=== STORED RECORDS ===
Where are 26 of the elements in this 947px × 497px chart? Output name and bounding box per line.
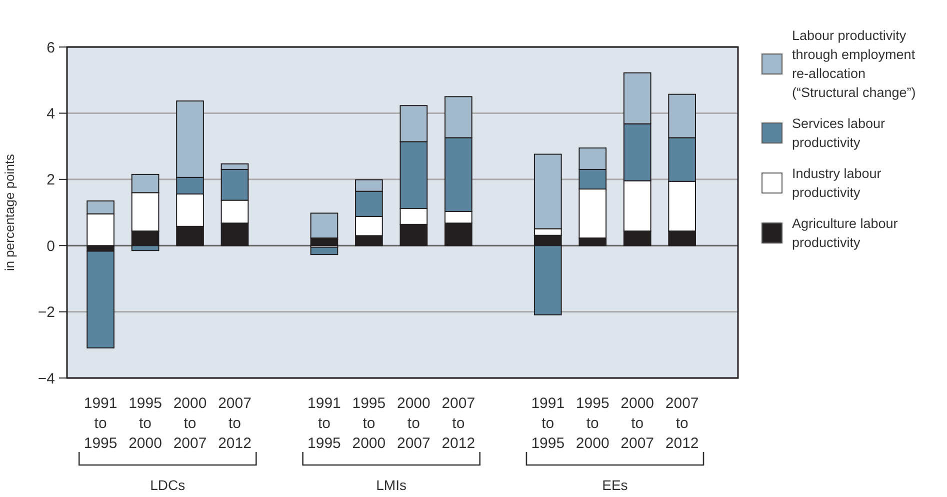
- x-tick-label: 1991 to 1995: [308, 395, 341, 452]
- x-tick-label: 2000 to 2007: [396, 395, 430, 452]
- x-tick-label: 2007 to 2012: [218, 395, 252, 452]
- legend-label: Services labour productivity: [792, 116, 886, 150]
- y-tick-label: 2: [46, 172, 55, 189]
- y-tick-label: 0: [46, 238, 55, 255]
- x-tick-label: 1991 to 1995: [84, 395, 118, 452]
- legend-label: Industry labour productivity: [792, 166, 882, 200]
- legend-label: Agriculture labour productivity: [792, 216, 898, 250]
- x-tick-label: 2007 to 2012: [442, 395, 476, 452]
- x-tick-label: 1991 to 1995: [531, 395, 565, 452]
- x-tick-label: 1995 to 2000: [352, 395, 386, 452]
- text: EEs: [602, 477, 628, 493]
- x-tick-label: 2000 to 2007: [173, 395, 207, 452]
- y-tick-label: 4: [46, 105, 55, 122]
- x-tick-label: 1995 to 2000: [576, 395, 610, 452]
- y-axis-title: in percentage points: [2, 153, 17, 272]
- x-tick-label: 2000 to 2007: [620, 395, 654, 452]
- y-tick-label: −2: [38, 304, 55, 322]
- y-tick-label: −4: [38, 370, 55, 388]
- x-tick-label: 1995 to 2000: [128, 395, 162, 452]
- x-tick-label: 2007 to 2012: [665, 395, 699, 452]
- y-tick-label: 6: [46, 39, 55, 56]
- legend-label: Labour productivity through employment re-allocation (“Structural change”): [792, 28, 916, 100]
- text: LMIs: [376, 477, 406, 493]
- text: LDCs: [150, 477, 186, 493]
===
STATED GOAL.
Copy every line of the data above without changing anything, and leave out the picture.

RESPONSE TO THE TASK.
Where are 26 of the elements in this 947px × 497px chart? Output name and bounding box per line.
- x-tick-label: 1991 to 1995: [308, 395, 341, 452]
- x-tick-label: 2000 to 2007: [396, 395, 430, 452]
- x-tick-label: 2007 to 2012: [218, 395, 252, 452]
- legend-label: Services labour productivity: [792, 116, 886, 150]
- y-tick-label: 2: [46, 172, 55, 189]
- y-tick-label: 0: [46, 238, 55, 255]
- x-tick-label: 1991 to 1995: [84, 395, 118, 452]
- legend-label: Industry labour productivity: [792, 166, 882, 200]
- legend-label: Agriculture labour productivity: [792, 216, 898, 250]
- x-tick-label: 2007 to 2012: [442, 395, 476, 452]
- x-tick-label: 1991 to 1995: [531, 395, 565, 452]
- x-tick-label: 1995 to 2000: [352, 395, 386, 452]
- text: EEs: [602, 477, 628, 493]
- x-tick-label: 2000 to 2007: [173, 395, 207, 452]
- y-tick-label: 4: [46, 105, 55, 122]
- x-tick-label: 1995 to 2000: [576, 395, 610, 452]
- y-axis-title: in percentage points: [2, 153, 17, 272]
- x-tick-label: 2000 to 2007: [620, 395, 654, 452]
- y-tick-label: −2: [38, 304, 55, 322]
- y-tick-label: −4: [38, 370, 55, 388]
- x-tick-label: 1995 to 2000: [128, 395, 162, 452]
- x-tick-label: 2007 to 2012: [665, 395, 699, 452]
- y-tick-label: 6: [46, 39, 55, 56]
- legend-label: Labour productivity through employment re-allocation (“Structural change”): [792, 28, 916, 100]
- text: LMIs: [376, 477, 406, 493]
- text: LDCs: [150, 477, 186, 493]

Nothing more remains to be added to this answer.